Recorded data:

--------------------------------------------------

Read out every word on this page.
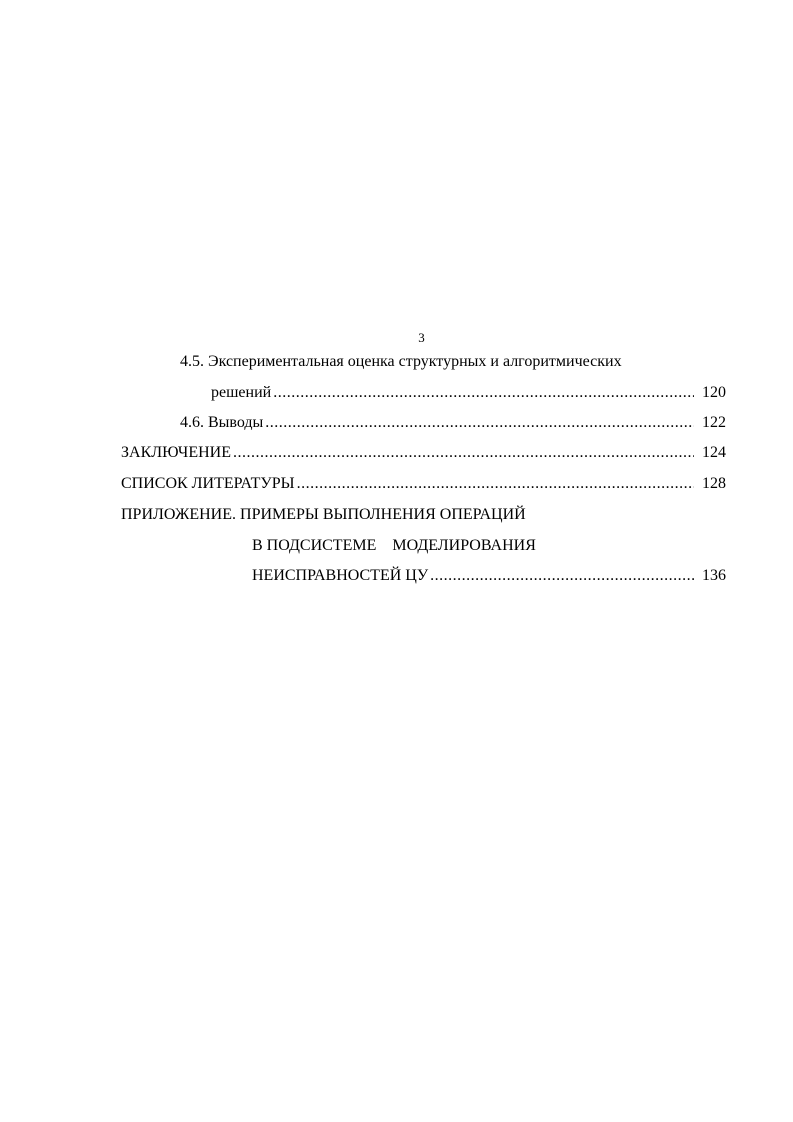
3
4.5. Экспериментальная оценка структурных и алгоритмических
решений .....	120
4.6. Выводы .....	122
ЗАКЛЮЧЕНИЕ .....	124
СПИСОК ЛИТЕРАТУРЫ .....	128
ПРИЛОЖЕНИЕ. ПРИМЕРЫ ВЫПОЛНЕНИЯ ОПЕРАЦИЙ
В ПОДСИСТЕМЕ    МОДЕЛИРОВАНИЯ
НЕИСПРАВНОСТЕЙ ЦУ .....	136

--------------------------------------------------

Reproduce the entries above without change, omitting all pictures.

EXPECTED OUTPUT:
Read out every word on this page.
3
4.5. Экспериментальная оценка структурных и алгоритмических
решений .....	120
4.6. Выводы .....	122
ЗАКЛЮЧЕНИЕ .....	124
СПИСОК ЛИТЕРАТУРЫ .....	128
ПРИЛОЖЕНИЕ. ПРИМЕРЫ ВЫПОЛНЕНИЯ ОПЕРАЦИЙ
В ПОДСИСТЕМЕ    МОДЕЛИРОВАНИЯ
НЕИСПРАВНОСТЕЙ ЦУ .....	136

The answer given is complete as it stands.